§ PROBLEM STATEMENT:
Please quote every line word for word.

§ RECORDS FOR THIS TASK:
┌──

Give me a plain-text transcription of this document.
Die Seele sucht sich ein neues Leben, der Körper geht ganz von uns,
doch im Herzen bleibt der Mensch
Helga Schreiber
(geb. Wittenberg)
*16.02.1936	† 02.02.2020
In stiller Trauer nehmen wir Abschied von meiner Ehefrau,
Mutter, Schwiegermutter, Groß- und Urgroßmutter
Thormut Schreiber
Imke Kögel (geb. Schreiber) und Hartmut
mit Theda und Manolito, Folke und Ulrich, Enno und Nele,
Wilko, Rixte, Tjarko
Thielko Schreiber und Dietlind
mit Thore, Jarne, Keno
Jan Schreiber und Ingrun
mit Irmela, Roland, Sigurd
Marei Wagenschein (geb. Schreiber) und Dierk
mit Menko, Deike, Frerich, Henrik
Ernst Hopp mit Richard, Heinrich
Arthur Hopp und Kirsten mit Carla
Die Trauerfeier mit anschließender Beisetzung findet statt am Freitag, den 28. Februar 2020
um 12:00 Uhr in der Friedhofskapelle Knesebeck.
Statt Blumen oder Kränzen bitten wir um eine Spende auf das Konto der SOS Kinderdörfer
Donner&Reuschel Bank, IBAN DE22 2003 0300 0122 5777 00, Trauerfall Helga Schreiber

└──

§ COMPLETED EXERCISE:
Give me a plain-text transcription of this document.
Die Seele sucht sich ein neues Leben, der Körper geht ganz von uns,
doch im Herzen bleibt der Mensch
Helga Schreiber
(geb. Wittenberg)
*16.02.1936	† 02.02.2020
In stiller Trauer nehmen wir Abschied von meiner Ehefrau,
Mutter, Schwiegermutter, Groß- und Urgroßmutter
Thormut Schreiber
Imke Kögel (geb. Schreiber) und Hartmut
mit Theda und Manolito, Folke und Ulrich, Enno und Nele,
Wilko, Rixte, Tjarko
Thielko Schreiber und Dietlind
mit Thore, Jarne, Keno
Jan Schreiber und Ingrun
mit Irmela, Roland, Sigurd
Marei Wagenschein (geb. Schreiber) und Dierk
mit Menko, Deike, Frerich, Henrik
Ernst Hopp mit Richard, Heinrich
Arthur Hopp und Kirsten mit Carla
Die Trauerfeier mit anschließender Beisetzung findet statt am Freitag, den 28. Februar 2020
um 12:00 Uhr in der Friedhofskapelle Knesebeck.
Statt Blumen oder Kränzen bitten wir um eine Spende auf das Konto der SOS Kinderdörfer
Donner&Reuschel Bank, IBAN DE22 2003 0300 0122 5777 00, Trauerfall Helga Schreiber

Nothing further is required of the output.